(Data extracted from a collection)

______

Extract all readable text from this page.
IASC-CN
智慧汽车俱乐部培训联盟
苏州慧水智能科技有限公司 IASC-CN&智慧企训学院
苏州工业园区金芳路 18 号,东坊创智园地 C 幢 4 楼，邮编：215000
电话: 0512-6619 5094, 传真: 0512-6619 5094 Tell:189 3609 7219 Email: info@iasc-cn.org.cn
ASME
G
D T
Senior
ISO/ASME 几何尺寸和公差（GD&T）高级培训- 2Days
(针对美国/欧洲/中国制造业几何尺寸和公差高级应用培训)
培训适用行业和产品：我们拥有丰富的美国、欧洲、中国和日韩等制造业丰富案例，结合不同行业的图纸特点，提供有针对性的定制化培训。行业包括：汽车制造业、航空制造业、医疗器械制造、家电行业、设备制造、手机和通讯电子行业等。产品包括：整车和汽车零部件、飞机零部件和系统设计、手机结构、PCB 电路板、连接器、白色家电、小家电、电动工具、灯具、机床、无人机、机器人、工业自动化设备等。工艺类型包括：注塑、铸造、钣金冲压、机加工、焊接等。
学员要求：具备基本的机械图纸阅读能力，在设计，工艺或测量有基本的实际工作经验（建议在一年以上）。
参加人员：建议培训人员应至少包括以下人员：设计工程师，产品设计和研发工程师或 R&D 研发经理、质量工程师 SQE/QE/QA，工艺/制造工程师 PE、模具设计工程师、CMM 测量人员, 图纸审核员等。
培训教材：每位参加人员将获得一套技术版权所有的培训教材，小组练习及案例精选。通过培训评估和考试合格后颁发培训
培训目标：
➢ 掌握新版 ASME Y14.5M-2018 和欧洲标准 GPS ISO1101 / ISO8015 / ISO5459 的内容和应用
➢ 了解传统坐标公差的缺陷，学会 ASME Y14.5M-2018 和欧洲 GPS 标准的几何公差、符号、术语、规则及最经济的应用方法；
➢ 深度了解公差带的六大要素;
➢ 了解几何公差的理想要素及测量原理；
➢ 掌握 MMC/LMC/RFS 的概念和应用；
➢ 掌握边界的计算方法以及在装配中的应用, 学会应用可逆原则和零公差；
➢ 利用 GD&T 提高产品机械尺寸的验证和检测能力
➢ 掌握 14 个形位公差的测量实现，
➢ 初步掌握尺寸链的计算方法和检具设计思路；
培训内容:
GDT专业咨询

______

■ What to do
Identify each line in the records above containing the word "ASME"; copy those lines.

■ Result of this task
ASME
ISO/ASME 几何尺寸和公差（GD&T）高级培训- 2Days
➢ 掌握新版 ASME Y14.5M-2018 和欧洲标准 GPS ISO1101 / ISO8015 / ISO5459 的内容和应用
➢ 了解传统坐标公差的缺陷，学会 ASME Y14.5M-2018 和欧洲 GPS 标准的几何公差、符号、术语、规则及最经济的应用方法；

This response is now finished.